The End of Prompt Engineering: Why Context Frameworks Are the Real AI Workhorse
LLMs have gotten good enough that elaborate prompt-crafting is obsolete — the models auto-optimize short inputs. The bottleneck is no longer how you phrase the instruction but whether you supply the right context, constraints, and output format. Developers who treat AI integration as a context-engineering problem, not a prompt-writing problem, get deterministic results from non-deterministic models.
The three-stage evolution of AI engineering moves from Prompt Engineering (2022-23), through Context Engineering (2024-25), and into Harness Engineering (2025-26). Prompt Engineering treated LLM output like a gacha pull — a well-crafted prompt raised the odds of a good answer but never guaranteed one. Context Engineering flips the approach: instead of relying on pre-trained knowledge alone, it retrieves and injects relevant background, constraints, and format requirements before the model generates a response. RAG is the most common implementation, and tools like Cursor already apply this by feeding an entire codebase as context.
A practical example structures a milk-tea design task into three fields — background (shop owner, student customers, 15-20 yuan price point), constraints (summer drink, under 8 yuan cost), and output requirements (visually appealing, JSON format). This framework gets assembled into a system prompt and sent to DeepSeek with temperature 0.7 for creative balance. The code wraps the call in two layers of try-catch: one for API failures, one for JSON parsing failures, because AI output is never 100% predictable.

Material shown
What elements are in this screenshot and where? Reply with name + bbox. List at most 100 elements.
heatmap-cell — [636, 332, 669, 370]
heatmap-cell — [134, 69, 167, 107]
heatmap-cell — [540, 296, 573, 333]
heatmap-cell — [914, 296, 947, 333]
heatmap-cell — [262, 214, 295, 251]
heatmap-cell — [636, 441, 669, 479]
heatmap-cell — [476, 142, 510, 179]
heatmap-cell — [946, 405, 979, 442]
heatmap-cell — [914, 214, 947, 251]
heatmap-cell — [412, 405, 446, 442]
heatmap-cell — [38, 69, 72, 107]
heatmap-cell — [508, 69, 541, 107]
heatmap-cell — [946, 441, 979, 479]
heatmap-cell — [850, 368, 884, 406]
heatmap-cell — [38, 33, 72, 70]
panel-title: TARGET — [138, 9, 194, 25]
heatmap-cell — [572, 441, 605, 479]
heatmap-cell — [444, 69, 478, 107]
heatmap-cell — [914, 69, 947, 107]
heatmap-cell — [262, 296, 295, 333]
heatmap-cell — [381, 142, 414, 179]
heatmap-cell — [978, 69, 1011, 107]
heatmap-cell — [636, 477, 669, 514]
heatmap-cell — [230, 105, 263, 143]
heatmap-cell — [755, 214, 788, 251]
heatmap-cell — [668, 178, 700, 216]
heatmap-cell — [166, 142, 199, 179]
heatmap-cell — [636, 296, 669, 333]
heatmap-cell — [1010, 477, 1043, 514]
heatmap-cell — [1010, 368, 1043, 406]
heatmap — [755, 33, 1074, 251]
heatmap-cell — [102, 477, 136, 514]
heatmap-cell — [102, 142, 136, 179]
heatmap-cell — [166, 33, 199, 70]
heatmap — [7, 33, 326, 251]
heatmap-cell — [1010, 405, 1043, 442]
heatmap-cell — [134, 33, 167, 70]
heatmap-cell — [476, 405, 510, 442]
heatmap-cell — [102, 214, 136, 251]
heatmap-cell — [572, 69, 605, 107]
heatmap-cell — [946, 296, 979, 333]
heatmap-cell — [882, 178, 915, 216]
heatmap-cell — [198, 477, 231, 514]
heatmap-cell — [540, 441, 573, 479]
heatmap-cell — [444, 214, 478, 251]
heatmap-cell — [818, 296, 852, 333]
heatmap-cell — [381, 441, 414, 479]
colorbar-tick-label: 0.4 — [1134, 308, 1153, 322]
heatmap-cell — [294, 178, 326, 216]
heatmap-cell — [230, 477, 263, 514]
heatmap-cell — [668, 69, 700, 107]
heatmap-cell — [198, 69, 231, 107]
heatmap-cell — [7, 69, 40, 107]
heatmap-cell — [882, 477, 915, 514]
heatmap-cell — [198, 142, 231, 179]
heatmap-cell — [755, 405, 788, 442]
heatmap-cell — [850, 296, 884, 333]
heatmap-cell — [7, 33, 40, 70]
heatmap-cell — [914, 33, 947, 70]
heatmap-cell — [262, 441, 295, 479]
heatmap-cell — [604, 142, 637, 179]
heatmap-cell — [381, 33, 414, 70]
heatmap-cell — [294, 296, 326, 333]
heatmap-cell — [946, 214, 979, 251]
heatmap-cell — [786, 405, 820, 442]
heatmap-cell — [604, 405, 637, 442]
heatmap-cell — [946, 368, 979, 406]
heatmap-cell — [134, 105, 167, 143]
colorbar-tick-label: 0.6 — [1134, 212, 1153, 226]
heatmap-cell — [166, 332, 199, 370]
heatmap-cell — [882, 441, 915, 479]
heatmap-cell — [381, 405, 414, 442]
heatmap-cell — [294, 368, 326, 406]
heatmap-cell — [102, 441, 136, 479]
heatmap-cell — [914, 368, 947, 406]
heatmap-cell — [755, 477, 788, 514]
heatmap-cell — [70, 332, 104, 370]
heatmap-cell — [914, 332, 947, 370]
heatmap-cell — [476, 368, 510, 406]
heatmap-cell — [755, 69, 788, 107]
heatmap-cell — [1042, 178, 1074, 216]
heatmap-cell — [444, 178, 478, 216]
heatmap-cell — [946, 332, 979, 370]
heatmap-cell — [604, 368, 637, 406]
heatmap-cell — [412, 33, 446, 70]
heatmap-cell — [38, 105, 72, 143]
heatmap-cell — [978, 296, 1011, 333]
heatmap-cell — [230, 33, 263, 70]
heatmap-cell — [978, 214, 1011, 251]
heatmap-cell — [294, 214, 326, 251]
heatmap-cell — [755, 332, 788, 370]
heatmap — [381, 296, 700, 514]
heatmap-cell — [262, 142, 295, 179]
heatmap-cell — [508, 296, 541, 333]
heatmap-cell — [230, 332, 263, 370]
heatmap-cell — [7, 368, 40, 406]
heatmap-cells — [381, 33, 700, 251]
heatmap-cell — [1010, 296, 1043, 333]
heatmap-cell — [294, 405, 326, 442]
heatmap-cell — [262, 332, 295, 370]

Actions to take
a) In the article on prompt versus context engineering, what temperature is DeepSeek given when the milk-tea framework is sent to it?
b) Carry on writing the article about context frameworks replacing prompt engineering, picking up after its final sentence.

Answers to the exercises
a) 0.7

b)
Modern LLMs already auto-optimize user prompts internally, which is why short prompts now outperform the long, detailed ones that GPT-3.5 required. But context engineering remains essential because no model knows your internal documents, your specific scenario, or your constraints unless you supply them explicitly.
Prompt Engineering is effectively dead as a standalone skill — the models now do the prompt optimization themselves, so the value has shifted upstream to context assembly.
The three-era framing (Prompt → Context → Harness) maps cleanly onto the maturity curve of any engineering discipline: first you hack the tool, then you feed it better data, then you build guardrails around it.
Calling temperature a 'creativity dial' undersells it; the choice of 0.7 for a milk-tea design task versus 0.2 for code generation is really about whether you want the model to interpolate within known patterns or extrapolate beyond them.
The two-layer try-catch pattern is a microcosm of AI engineering: one layer handles infrastructure failure, the other handles semantic failure, and both are mandatory for anything that touches production.